## What is asked
Scan the lines below; pull out those with "Supply".

## Given data
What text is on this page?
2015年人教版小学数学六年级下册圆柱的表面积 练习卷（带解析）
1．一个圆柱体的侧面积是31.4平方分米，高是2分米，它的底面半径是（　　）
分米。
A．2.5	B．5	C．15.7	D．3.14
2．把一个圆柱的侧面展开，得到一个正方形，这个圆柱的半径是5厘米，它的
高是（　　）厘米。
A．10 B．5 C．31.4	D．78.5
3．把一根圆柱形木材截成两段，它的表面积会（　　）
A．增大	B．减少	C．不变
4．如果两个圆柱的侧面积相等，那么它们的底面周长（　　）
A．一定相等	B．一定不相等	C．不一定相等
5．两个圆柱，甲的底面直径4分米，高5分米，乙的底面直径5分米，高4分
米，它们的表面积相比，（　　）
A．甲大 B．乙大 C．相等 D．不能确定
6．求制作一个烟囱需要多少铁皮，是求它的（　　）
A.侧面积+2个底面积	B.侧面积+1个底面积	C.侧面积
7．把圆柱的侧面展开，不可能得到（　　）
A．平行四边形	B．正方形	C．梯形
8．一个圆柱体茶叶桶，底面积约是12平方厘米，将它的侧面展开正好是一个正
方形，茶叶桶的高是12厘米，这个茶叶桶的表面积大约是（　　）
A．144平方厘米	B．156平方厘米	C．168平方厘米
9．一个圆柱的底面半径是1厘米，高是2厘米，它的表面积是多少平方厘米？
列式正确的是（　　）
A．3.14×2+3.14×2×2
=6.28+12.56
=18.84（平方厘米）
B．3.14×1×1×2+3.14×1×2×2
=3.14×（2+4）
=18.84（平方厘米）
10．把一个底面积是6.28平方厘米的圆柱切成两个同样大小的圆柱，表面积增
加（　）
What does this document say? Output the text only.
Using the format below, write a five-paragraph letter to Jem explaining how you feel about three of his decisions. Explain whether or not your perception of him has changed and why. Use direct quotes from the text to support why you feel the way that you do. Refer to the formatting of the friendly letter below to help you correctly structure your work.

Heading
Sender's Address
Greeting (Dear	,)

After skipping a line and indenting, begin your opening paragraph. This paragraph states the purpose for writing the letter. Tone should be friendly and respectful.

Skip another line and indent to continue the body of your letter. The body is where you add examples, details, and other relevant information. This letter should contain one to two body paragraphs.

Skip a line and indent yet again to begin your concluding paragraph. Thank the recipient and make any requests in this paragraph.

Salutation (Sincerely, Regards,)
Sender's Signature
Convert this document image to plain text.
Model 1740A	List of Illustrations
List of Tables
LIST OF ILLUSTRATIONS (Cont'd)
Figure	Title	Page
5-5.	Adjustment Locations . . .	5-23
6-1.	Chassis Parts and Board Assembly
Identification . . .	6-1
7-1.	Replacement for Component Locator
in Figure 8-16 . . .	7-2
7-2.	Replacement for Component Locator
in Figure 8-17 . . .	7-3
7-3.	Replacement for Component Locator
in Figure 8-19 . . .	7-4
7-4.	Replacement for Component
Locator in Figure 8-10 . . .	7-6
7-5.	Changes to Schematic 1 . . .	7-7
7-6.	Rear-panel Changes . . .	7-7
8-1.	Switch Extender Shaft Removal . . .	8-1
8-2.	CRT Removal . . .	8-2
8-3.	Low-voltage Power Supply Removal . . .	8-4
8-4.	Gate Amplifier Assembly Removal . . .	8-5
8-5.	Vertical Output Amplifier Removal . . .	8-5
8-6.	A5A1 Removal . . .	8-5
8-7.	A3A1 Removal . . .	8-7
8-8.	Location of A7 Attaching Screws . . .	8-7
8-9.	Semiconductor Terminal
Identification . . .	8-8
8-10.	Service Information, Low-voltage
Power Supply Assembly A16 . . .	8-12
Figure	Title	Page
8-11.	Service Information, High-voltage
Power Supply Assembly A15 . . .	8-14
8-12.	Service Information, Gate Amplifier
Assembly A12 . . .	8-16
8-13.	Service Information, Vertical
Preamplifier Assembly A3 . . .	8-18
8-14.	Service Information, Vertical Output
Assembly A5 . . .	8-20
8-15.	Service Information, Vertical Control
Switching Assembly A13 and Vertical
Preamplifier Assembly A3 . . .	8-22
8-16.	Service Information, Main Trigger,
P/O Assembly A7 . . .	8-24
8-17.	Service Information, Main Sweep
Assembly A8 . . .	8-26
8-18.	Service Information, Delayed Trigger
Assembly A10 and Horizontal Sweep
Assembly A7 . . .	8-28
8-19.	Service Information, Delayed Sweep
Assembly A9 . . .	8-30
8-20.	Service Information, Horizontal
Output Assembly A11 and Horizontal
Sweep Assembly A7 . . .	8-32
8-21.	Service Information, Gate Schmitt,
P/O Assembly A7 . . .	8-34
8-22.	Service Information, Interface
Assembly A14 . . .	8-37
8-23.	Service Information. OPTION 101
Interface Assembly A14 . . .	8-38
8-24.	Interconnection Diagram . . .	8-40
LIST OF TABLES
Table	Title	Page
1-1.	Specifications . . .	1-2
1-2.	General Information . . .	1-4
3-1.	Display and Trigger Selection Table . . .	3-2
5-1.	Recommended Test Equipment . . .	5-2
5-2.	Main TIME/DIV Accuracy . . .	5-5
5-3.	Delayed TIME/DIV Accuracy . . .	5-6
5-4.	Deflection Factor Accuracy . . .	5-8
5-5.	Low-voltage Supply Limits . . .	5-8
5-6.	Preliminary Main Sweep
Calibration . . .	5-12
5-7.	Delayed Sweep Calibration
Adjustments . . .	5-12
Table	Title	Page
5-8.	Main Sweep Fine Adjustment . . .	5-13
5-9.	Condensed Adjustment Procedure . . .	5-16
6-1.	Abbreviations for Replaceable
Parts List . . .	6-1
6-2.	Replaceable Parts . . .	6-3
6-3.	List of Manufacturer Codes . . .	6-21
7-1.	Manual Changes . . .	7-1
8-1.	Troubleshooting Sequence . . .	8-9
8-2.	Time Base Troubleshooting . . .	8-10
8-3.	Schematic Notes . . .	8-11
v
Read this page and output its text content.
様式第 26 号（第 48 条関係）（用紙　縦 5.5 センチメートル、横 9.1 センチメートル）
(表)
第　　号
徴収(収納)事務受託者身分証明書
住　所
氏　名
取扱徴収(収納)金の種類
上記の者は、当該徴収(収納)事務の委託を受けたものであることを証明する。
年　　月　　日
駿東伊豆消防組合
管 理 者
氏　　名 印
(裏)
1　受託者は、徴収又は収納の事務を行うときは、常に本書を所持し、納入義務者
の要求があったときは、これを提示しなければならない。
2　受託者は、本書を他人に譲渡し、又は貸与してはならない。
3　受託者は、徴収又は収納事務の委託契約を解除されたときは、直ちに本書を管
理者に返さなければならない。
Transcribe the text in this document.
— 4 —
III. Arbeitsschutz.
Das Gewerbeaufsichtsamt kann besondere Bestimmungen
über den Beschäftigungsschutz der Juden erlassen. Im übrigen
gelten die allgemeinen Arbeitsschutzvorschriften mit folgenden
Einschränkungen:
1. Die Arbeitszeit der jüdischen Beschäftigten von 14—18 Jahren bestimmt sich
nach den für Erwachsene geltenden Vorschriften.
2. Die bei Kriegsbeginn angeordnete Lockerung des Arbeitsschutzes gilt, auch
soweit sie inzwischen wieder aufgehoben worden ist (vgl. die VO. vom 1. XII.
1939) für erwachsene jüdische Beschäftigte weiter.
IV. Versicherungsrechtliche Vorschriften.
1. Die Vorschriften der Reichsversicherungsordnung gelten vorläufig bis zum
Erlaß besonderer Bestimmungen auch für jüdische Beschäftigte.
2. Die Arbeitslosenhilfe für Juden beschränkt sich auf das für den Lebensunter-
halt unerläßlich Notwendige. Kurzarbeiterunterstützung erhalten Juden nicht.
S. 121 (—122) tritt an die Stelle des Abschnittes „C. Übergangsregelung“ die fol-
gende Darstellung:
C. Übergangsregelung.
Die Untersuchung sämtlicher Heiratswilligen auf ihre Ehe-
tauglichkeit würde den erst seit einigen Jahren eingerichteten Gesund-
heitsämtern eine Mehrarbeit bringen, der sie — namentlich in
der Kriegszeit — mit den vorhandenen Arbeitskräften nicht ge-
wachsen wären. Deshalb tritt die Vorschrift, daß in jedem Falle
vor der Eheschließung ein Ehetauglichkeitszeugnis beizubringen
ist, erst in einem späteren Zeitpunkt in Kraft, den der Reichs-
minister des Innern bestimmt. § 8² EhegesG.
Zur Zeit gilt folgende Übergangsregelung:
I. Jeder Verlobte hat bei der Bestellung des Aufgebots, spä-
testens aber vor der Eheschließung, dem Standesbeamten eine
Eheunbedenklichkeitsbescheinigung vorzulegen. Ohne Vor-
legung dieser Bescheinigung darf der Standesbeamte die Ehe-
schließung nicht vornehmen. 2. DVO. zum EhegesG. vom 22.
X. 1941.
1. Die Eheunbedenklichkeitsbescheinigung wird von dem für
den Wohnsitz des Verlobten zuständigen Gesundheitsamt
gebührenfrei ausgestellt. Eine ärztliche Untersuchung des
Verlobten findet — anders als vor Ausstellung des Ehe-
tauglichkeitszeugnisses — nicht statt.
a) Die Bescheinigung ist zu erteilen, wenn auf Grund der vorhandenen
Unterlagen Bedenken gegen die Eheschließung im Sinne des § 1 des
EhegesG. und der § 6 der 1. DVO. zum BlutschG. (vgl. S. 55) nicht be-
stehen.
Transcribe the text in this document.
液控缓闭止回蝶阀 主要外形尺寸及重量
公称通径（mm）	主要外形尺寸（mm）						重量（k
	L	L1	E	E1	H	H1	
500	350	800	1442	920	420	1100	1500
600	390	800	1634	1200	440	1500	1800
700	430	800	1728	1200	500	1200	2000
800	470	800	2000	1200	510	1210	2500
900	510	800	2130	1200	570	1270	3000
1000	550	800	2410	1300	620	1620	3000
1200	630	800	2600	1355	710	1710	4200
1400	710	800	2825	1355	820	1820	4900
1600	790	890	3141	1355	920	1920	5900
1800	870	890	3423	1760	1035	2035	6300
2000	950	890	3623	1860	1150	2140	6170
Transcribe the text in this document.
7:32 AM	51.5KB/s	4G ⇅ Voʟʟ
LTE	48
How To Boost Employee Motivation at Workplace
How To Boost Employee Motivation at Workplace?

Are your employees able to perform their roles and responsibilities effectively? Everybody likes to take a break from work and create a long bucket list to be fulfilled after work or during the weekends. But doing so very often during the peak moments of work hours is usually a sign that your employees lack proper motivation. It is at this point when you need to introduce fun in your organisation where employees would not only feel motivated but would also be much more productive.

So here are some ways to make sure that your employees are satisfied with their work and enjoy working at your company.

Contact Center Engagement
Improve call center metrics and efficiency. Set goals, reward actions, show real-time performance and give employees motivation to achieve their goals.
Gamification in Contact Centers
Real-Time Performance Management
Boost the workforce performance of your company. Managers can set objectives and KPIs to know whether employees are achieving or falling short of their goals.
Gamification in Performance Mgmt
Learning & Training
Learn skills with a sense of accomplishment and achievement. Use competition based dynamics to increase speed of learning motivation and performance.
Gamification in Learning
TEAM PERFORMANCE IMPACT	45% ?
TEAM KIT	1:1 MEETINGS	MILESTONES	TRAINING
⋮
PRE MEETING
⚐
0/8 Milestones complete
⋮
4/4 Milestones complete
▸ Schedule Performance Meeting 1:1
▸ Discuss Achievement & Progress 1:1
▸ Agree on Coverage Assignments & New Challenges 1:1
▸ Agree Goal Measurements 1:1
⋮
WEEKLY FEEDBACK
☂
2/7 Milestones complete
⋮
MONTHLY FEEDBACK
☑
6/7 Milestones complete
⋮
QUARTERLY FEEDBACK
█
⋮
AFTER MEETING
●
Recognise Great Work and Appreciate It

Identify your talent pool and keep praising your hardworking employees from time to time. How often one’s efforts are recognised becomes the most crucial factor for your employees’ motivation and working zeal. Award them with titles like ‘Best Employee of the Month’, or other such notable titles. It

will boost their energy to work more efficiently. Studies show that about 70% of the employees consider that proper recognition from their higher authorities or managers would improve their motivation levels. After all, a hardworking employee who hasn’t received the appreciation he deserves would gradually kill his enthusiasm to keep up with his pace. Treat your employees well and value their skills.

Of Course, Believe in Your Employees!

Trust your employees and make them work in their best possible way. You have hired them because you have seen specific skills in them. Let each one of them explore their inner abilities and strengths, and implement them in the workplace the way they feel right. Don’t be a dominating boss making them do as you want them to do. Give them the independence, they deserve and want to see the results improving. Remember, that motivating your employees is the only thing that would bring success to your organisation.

## Completed exercise
8-3.	Low-voltage Power Supply Removal . . .	8-4
Power Supply Assembly A16 . . .	8-12
Power Supply Assembly A15 . . .	8-14
5-5.	Low-voltage Supply Limits . . .	5-8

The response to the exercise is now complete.